[EXERCISE INSTRUCTIONS] What follows is a listing; give it again exactly, in its entirety.

[TASK DATA]
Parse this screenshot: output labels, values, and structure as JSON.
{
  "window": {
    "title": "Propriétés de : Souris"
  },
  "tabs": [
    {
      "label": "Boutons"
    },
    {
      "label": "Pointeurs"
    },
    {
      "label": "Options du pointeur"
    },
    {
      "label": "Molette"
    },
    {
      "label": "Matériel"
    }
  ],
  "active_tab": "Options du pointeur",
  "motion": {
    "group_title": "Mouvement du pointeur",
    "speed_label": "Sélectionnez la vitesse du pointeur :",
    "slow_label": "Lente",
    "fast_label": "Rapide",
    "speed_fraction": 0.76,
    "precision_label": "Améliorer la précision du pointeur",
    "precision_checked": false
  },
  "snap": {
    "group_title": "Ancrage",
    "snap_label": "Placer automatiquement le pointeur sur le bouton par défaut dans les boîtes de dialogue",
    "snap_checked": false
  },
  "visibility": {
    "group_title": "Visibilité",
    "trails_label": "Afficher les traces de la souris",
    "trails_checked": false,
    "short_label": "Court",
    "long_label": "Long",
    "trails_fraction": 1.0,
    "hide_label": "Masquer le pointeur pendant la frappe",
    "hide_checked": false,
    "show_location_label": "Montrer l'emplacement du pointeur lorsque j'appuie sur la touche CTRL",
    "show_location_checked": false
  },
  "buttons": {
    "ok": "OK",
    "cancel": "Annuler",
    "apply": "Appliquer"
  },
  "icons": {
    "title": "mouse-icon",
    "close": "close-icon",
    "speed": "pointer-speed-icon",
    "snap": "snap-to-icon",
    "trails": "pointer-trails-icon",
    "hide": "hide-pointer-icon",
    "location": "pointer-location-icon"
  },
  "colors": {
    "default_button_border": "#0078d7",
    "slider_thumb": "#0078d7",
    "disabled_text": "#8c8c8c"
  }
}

[COMPLETE ANSWER]
Parse this screenshot: output labels, values, and structure as JSON.
{
  "window": {
    "title": "Propriétés de : Souris"
  },
  "tabs": [
    {
      "label": "Boutons"
    },
    {
      "label": "Pointeurs"
    },
    {
      "label": "Options du pointeur"
    },
    {
      "label": "Molette"
    },
    {
      "label": "Matériel"
    }
  ],
  "active_tab": "Options du pointeur",
  "motion": {
    "group_title": "Mouvement du pointeur",
    "speed_label": "Sélectionnez la vitesse du pointeur :",
    "slow_label": "Lente",
    "fast_label": "Rapide",
    "speed_fraction": 0.76,
    "precision_label": "Améliorer la précision du pointeur",
    "precision_checked": false
  },
  "snap": {
    "group_title": "Ancrage",
    "snap_label": "Placer automatiquement le pointeur sur le bouton par défaut dans les boîtes de dialogue",
    "snap_checked": false
  },
  "visibility": {
    "group_title": "Visibilité",
    "trails_label": "Afficher les traces de la souris",
    "trails_checked": false,
    "short_label": "Court",
    "long_label": "Long",
    "trails_fraction": 1.0,
    "hide_label": "Masquer le pointeur pendant la frappe",
    "hide_checked": false,
    "show_location_label": "Montrer l'emplacement du pointeur lorsque j'appuie sur la touche CTRL",
    "show_location_checked": false
  },
  "buttons": {
    "ok": "OK",
    "cancel": "Annuler",
    "apply": "Appliquer"
  },
  "icons": {
    "title": "mouse-icon",
    "close": "close-icon",
    "speed": "pointer-speed-icon",
    "snap": "snap-to-icon",
    "trails": "pointer-trails-icon",
    "hide": "hide-pointer-icon",
    "location": "pointer-location-icon"
  },
  "colors": {
    "default_button_border": "#0078d7",
    "slider_thumb": "#0078d7",
    "disabled_text": "#8c8c8c"
  }
}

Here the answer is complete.